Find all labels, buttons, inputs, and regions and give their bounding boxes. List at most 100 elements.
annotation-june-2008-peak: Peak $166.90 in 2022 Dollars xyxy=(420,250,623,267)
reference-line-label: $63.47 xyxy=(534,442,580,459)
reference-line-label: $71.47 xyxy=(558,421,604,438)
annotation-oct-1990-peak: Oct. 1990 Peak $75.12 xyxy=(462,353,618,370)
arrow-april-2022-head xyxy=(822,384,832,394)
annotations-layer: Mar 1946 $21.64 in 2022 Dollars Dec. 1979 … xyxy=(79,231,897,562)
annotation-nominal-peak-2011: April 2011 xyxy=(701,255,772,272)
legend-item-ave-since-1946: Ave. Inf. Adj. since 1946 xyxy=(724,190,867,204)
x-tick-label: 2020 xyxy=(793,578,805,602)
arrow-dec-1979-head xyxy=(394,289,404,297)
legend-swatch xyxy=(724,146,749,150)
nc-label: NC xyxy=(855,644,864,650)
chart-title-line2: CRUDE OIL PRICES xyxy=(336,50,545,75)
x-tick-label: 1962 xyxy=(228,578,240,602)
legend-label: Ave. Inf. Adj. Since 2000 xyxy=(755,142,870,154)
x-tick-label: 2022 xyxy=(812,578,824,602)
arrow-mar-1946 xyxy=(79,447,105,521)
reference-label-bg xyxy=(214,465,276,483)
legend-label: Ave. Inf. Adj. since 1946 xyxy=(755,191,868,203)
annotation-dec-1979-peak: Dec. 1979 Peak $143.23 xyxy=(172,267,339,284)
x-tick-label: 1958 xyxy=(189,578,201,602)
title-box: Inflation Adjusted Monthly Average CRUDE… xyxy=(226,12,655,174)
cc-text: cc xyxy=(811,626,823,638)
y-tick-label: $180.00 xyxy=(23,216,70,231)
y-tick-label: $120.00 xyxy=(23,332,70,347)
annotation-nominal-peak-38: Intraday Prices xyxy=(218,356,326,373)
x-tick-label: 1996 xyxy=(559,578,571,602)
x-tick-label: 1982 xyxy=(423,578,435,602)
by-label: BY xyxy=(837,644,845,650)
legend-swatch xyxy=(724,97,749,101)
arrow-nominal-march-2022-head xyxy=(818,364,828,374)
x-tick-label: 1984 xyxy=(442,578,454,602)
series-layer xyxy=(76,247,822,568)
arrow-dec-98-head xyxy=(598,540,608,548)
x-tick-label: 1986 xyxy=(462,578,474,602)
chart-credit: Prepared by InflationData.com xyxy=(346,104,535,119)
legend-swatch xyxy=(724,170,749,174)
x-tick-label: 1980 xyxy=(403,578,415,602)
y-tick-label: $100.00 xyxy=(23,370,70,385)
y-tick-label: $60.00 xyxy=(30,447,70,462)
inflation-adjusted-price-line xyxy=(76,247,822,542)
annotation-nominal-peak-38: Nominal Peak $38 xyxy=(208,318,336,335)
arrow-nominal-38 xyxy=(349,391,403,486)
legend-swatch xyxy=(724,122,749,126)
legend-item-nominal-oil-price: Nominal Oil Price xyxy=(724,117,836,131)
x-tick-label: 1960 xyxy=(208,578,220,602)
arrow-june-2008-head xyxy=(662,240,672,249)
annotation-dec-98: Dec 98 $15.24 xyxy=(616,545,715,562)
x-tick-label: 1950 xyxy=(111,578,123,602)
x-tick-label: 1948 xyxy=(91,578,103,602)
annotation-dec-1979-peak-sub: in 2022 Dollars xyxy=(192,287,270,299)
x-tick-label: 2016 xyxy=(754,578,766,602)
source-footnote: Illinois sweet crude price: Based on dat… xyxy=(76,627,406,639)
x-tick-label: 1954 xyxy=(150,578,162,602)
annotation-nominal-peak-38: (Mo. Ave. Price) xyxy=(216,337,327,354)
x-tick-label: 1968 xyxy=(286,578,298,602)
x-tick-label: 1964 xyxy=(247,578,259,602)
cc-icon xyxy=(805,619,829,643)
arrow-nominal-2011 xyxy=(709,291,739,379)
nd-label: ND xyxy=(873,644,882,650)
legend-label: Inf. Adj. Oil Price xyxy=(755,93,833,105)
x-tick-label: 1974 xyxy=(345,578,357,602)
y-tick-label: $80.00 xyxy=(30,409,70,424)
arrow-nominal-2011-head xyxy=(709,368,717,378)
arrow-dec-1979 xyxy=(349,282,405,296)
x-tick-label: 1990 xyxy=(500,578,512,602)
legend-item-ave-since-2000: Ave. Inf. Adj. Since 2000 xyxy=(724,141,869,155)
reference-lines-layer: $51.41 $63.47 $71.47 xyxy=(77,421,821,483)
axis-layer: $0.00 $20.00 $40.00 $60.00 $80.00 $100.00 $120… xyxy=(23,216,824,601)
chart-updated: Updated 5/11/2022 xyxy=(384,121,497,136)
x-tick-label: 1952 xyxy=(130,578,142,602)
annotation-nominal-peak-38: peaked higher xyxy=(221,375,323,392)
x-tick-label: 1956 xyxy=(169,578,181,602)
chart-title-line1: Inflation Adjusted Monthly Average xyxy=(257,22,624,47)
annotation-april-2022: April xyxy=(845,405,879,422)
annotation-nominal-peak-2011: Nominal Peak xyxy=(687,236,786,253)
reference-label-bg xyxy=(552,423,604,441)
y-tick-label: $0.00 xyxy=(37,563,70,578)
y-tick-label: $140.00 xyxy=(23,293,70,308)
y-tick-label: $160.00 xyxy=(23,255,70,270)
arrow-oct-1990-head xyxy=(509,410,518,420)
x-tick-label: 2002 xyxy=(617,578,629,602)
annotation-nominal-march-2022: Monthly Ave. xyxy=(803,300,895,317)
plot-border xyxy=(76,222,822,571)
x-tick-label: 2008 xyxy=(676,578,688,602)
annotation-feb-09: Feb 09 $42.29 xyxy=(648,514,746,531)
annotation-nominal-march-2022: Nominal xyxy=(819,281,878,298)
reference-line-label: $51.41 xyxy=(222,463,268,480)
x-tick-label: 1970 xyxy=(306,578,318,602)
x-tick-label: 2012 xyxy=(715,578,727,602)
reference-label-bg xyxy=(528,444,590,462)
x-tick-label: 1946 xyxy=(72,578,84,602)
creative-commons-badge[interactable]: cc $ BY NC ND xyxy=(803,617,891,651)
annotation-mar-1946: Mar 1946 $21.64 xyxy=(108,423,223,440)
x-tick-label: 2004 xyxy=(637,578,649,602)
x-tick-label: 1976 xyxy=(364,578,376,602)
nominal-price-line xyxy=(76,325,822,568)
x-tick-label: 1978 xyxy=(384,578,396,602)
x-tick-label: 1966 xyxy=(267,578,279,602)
______
■ **Directive**
Put each line of the items above into a numbered list, leaving out blank lines.

■ **Written response**
1. Find all labels, buttons, inputs, and regions and give their bounding boxes. List at most 100 elements.
2. annotation-june-2008-peak: Peak $166.90 in 2022 Dollars xyxy=(420,250,623,267)
3. reference-line-label: $63.47 xyxy=(534,442,580,459)
4. reference-line-label: $71.47 xyxy=(558,421,604,438)
5. annotation-oct-1990-peak: Oct. 1990 Peak $75.12 xyxy=(462,353,618,370)
6. arrow-april-2022-head xyxy=(822,384,832,394)
7. annotations-layer: Mar 1946 $21.64 in 2022 Dollars Dec. 1979 … xyxy=(79,231,897,562)
8. annotation-nominal-peak-2011: April 2011 xyxy=(701,255,772,272)
9. legend-item-ave-since-1946: Ave. Inf. Adj. since 1946 xyxy=(724,190,867,204)
10. x-tick-label: 2020 xyxy=(793,578,805,602)
11. arrow-dec-1979-head xyxy=(394,289,404,297)
12. legend-swatch xyxy=(724,146,749,150)
13. nc-label: NC xyxy=(855,644,864,650)
14. chart-title-line2: CRUDE OIL PRICES xyxy=(336,50,545,75)
15. x-tick-label: 1962 xyxy=(228,578,240,602)
16. legend-label: Ave. Inf. Adj. Since 2000 xyxy=(755,142,870,154)
17. x-tick-label: 2022 xyxy=(812,578,824,602)
18. arrow-mar-1946 xyxy=(79,447,105,521)
19. reference-label-bg xyxy=(214,465,276,483)
20. legend-label: Ave. Inf. Adj. since 1946 xyxy=(755,191,868,203)
21. annotation-dec-1979-peak: Dec. 1979 Peak $143.23 xyxy=(172,267,339,284)
22. x-tick-label: 1958 xyxy=(189,578,201,602)
23. title-box: Inflation Adjusted Monthly Average CRUDE… xyxy=(226,12,655,174)
24. cc-text: cc xyxy=(811,626,823,638)
25. y-tick-label: $180.00 xyxy=(23,216,70,231)
26. y-tick-label: $120.00 xyxy=(23,332,70,347)
27. annotation-nominal-peak-38: Intraday Prices xyxy=(218,356,326,373)
28. x-tick-label: 1996 xyxy=(559,578,571,602)
29. x-tick-label: 1982 xyxy=(423,578,435,602)
30. by-label: BY xyxy=(837,644,845,650)
31. legend-swatch xyxy=(724,97,749,101)
32. arrow-nominal-march-2022-head xyxy=(818,364,828,374)
33. x-tick-label: 1984 xyxy=(442,578,454,602)
34. series-layer xyxy=(76,247,822,568)
35. arrow-dec-98-head xyxy=(598,540,608,548)
36. x-tick-label: 1986 xyxy=(462,578,474,602)
37. chart-credit: Prepared by InflationData.com xyxy=(346,104,535,119)
38. legend-swatch xyxy=(724,170,749,174)
39. x-tick-label: 1980 xyxy=(403,578,415,602)
40. y-tick-label: $100.00 xyxy=(23,370,70,385)
41. y-tick-label: $60.00 xyxy=(30,447,70,462)
42. inflation-adjusted-price-line xyxy=(76,247,822,542)
43. annotation-nominal-peak-38: Nominal Peak $38 xyxy=(208,318,336,335)
44. arrow-nominal-38 xyxy=(349,391,403,486)
45. legend-swatch xyxy=(724,122,749,126)
46. legend-item-nominal-oil-price: Nominal Oil Price xyxy=(724,117,836,131)
47. x-tick-label: 1960 xyxy=(208,578,220,602)
48. arrow-june-2008-head xyxy=(662,240,672,249)
49. annotation-dec-98: Dec 98 $15.24 xyxy=(616,545,715,562)
50. x-tick-label: 1950 xyxy=(111,578,123,602)
51. x-tick-label: 1948 xyxy=(91,578,103,602)
52. annotation-dec-1979-peak-sub: in 2022 Dollars xyxy=(192,287,270,299)
53. x-tick-label: 2016 xyxy=(754,578,766,602)
54. source-footnote: Illinois sweet crude price: Based on dat… xyxy=(76,627,406,639)
55. x-tick-label: 1954 xyxy=(150,578,162,602)
56. annotation-nominal-peak-38: (Mo. Ave. Price) xyxy=(216,337,327,354)
57. x-tick-label: 1968 xyxy=(286,578,298,602)
58. x-tick-label: 1964 xyxy=(247,578,259,602)
59. cc-icon xyxy=(805,619,829,643)
60. arrow-nominal-2011 xyxy=(709,291,739,379)
61. nd-label: ND xyxy=(873,644,882,650)
62. legend-label: Inf. Adj. Oil Price xyxy=(755,93,833,105)
63. x-tick-label: 1974 xyxy=(345,578,357,602)
64. y-tick-label: $80.00 xyxy=(30,409,70,424)
65. arrow-nominal-2011-head xyxy=(709,368,717,378)
66. arrow-dec-1979 xyxy=(349,282,405,296)
67. x-tick-label: 1990 xyxy=(500,578,512,602)
68. legend-item-ave-since-2000: Ave. Inf. Adj. Since 2000 xyxy=(724,141,869,155)
69. reference-lines-layer: $51.41 $63.47 $71.47 xyxy=(77,421,821,483)
70. axis-layer: $0.00 $20.00 $40.00 $60.00 $80.00 $100.00 $120… xyxy=(23,216,824,601)
71. chart-updated: Updated 5/11/2022 xyxy=(384,121,497,136)
72. x-tick-label: 1952 xyxy=(130,578,142,602)
73. annotation-nominal-peak-38: peaked higher xyxy=(221,375,323,392)
74. x-tick-label: 1956 xyxy=(169,578,181,602)
75. chart-title-line1: Inflation Adjusted Monthly Average xyxy=(257,22,624,47)
76. annotation-april-2022: April xyxy=(845,405,879,422)
77. annotation-nominal-peak-2011: Nominal Peak xyxy=(687,236,786,253)
78. reference-label-bg xyxy=(552,423,604,441)
79. y-tick-label: $0.00 xyxy=(37,563,70,578)
80. y-tick-label: $140.00 xyxy=(23,293,70,308)
81. y-tick-label: $160.00 xyxy=(23,255,70,270)
82. arrow-oct-1990-head xyxy=(509,410,518,420)
83. x-tick-label: 2002 xyxy=(617,578,629,602)
84. annotation-nominal-march-2022: Monthly Ave. xyxy=(803,300,895,317)
85. plot-border xyxy=(76,222,822,571)
86. x-tick-label: 2008 xyxy=(676,578,688,602)
87. annotation-feb-09: Feb 09 $42.29 xyxy=(648,514,746,531)
88. annotation-nominal-march-2022: Nominal xyxy=(819,281,878,298)
89. reference-line-label: $51.41 xyxy=(222,463,268,480)
90. x-tick-label: 1970 xyxy=(306,578,318,602)
91. x-tick-label: 2012 xyxy=(715,578,727,602)
92. reference-label-bg xyxy=(528,444,590,462)
93. x-tick-label: 1946 xyxy=(72,578,84,602)
94. creative-commons-badge[interactable]: cc $ BY NC ND xyxy=(803,617,891,651)
95. annotation-mar-1946: Mar 1946 $21.64 xyxy=(108,423,223,440)
96. x-tick-label: 2004 xyxy=(637,578,649,602)
97. x-tick-label: 1976 xyxy=(364,578,376,602)
98. nominal-price-line xyxy=(76,325,822,568)
99. x-tick-label: 1978 xyxy=(384,578,396,602)
100. x-tick-label: 1966 xyxy=(267,578,279,602)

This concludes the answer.